WHAT IS BEING ASKED:
How many lines in the entries below contain "settings"? Answer with the number only.

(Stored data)
..............................

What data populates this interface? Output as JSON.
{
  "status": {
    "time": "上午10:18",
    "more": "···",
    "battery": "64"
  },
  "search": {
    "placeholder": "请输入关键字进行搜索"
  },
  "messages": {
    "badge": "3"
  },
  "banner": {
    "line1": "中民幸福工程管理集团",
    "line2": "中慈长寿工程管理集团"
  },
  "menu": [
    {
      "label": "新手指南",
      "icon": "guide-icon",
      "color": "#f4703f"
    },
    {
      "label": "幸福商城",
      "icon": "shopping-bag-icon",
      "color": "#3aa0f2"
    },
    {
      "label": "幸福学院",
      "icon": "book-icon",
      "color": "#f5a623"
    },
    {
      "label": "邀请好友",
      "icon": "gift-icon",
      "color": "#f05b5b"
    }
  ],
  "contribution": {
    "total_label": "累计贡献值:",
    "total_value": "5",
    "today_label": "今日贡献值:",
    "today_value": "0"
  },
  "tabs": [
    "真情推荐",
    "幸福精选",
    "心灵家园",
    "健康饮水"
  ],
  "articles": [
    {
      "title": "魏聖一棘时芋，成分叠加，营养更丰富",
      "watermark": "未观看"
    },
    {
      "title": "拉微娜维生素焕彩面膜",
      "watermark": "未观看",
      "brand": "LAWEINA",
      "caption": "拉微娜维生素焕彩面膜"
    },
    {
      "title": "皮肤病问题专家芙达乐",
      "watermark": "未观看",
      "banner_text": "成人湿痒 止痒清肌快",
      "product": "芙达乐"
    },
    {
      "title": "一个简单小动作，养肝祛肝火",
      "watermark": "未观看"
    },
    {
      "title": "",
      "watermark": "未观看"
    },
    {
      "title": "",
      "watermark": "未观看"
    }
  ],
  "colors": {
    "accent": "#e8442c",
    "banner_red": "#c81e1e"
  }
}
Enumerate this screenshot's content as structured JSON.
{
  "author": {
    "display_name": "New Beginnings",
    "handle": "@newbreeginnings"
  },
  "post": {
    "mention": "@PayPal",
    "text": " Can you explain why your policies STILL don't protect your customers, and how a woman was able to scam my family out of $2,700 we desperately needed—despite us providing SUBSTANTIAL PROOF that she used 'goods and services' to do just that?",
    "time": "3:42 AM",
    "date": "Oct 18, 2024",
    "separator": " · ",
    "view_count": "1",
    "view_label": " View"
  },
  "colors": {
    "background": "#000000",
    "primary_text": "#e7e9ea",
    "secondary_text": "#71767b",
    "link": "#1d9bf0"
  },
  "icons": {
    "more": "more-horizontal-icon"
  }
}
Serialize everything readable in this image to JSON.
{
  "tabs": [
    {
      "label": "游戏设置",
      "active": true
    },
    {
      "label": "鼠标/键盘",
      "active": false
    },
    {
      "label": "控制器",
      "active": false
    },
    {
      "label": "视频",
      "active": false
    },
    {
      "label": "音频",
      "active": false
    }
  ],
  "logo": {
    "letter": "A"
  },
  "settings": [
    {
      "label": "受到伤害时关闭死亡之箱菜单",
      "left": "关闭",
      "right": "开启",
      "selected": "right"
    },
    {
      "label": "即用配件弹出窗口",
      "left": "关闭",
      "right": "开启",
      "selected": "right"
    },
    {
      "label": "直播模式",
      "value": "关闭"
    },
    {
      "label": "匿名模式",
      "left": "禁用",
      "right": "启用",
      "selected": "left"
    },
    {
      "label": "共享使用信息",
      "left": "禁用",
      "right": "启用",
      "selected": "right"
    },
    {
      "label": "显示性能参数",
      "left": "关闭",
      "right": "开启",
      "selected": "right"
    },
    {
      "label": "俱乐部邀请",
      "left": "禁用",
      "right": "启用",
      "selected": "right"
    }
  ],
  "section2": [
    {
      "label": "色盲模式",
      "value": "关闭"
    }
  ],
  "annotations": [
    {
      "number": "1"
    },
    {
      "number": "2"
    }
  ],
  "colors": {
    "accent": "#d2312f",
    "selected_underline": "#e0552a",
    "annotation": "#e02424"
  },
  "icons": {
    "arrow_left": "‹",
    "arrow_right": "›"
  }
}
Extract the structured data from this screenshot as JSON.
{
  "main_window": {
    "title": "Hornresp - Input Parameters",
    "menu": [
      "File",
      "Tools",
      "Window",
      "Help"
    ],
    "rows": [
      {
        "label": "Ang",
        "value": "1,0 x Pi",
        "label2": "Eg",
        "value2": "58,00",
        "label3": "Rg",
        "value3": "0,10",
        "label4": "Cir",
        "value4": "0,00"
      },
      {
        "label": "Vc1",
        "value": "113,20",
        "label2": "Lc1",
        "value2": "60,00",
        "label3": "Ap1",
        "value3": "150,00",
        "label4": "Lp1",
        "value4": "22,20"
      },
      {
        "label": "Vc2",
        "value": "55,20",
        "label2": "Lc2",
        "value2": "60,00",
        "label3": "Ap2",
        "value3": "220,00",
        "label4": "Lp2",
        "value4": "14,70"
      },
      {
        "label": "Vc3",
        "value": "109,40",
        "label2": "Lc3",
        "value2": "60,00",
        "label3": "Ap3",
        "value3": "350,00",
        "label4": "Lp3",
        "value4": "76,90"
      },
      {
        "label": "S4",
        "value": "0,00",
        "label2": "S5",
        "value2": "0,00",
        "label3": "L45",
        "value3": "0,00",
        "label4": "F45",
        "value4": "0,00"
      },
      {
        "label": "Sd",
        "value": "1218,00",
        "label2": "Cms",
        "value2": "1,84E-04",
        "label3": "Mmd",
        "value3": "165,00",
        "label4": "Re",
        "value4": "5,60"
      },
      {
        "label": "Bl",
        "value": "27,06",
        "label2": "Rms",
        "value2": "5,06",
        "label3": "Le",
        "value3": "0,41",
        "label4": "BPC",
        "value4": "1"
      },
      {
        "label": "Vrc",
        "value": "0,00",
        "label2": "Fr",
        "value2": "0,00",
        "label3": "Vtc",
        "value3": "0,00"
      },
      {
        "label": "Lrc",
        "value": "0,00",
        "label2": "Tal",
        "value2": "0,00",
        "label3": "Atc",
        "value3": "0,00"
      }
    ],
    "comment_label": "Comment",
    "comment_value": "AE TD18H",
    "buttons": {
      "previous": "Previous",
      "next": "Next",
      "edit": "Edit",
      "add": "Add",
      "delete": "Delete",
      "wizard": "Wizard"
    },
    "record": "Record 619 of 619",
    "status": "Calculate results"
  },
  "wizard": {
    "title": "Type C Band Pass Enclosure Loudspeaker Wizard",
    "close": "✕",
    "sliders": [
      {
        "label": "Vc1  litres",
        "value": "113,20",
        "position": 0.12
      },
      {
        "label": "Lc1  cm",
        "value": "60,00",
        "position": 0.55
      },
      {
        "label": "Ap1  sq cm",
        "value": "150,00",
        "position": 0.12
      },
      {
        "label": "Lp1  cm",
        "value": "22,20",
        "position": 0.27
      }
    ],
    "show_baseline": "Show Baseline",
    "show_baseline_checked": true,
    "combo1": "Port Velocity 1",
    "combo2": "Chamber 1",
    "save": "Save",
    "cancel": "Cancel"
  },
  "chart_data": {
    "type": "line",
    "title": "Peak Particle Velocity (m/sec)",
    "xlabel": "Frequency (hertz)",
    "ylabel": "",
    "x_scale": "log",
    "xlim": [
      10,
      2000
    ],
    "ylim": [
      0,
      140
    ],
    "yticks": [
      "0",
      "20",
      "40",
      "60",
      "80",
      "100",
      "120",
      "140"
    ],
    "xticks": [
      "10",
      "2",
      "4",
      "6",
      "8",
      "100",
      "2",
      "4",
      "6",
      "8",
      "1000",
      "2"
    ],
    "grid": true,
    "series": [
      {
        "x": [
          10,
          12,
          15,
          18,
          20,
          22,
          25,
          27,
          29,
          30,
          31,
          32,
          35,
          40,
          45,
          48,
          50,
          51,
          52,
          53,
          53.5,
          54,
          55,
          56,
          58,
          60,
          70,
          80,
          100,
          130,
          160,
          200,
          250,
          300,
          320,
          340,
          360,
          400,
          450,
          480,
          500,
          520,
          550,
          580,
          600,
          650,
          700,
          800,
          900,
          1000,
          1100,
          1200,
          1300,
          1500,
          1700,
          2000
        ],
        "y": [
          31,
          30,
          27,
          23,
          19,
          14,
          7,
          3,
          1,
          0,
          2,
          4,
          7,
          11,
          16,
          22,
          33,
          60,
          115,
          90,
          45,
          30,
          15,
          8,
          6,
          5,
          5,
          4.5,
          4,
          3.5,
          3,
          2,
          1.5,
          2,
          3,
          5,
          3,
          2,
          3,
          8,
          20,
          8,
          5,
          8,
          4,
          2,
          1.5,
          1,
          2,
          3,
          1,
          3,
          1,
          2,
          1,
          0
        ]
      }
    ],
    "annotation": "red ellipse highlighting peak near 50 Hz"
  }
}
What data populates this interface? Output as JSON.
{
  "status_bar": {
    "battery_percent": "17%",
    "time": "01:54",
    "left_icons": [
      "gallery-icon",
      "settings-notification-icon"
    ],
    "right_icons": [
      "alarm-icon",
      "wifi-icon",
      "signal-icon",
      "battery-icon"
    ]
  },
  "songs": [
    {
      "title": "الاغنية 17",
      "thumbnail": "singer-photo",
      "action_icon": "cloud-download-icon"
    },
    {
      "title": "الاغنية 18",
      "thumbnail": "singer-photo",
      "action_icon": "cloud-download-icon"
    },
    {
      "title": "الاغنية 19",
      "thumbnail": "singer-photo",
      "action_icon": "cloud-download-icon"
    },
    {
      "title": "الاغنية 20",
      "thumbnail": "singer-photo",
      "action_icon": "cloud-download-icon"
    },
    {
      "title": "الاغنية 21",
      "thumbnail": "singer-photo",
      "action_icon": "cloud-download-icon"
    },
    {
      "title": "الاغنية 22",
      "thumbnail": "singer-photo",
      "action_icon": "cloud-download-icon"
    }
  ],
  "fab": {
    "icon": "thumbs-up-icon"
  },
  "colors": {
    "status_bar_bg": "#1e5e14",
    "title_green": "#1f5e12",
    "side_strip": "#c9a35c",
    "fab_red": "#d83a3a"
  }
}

..............................

TASK ANSWER:
2